What is required =
Locate every line that holds the string "внедрения" and copy it.

Dataset extract =
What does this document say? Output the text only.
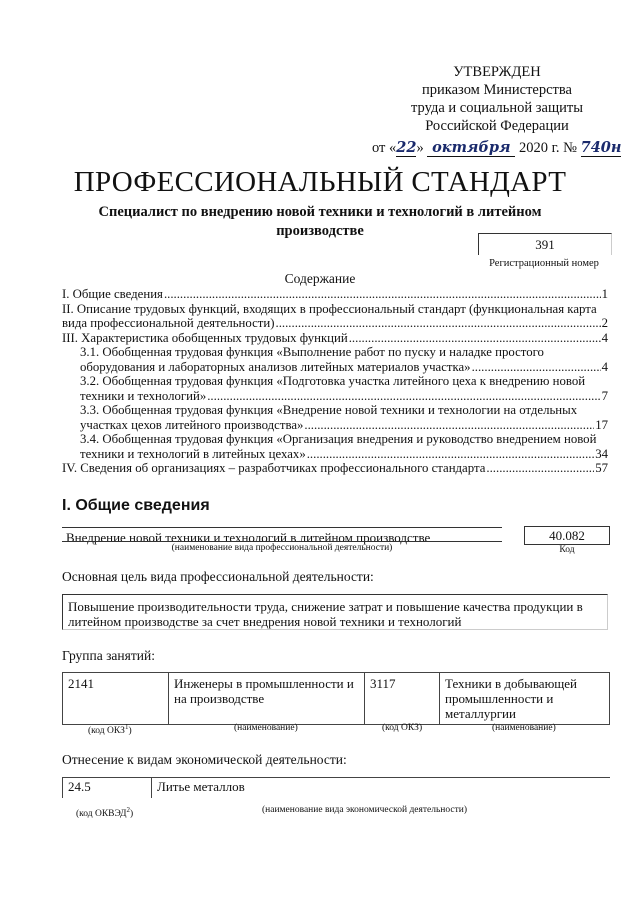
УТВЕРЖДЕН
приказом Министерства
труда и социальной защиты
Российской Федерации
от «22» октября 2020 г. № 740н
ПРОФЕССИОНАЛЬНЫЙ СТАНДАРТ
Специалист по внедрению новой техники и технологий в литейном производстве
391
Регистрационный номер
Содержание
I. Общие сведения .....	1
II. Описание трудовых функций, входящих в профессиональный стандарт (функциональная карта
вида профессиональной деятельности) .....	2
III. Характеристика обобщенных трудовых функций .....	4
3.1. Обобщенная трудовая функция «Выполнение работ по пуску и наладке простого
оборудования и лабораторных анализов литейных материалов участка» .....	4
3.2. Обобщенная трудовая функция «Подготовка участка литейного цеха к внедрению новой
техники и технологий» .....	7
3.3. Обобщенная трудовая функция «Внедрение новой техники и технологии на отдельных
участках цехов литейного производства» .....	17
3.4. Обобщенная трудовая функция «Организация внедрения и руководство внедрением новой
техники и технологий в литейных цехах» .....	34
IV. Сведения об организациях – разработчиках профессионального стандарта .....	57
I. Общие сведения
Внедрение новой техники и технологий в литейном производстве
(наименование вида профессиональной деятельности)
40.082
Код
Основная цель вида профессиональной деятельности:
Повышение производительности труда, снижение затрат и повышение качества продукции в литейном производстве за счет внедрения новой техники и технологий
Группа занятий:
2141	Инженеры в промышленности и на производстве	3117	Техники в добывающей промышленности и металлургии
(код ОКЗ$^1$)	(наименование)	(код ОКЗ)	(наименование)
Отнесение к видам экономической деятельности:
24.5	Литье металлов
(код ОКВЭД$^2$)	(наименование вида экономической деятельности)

Exercise answer =
3.4. Обобщенная трудовая функция «Организация внедрения и руководство внедрением новой
Повышение производительности труда, снижение затрат и повышение качества продукции в литейном производстве за счет внедрения новой техники и технологий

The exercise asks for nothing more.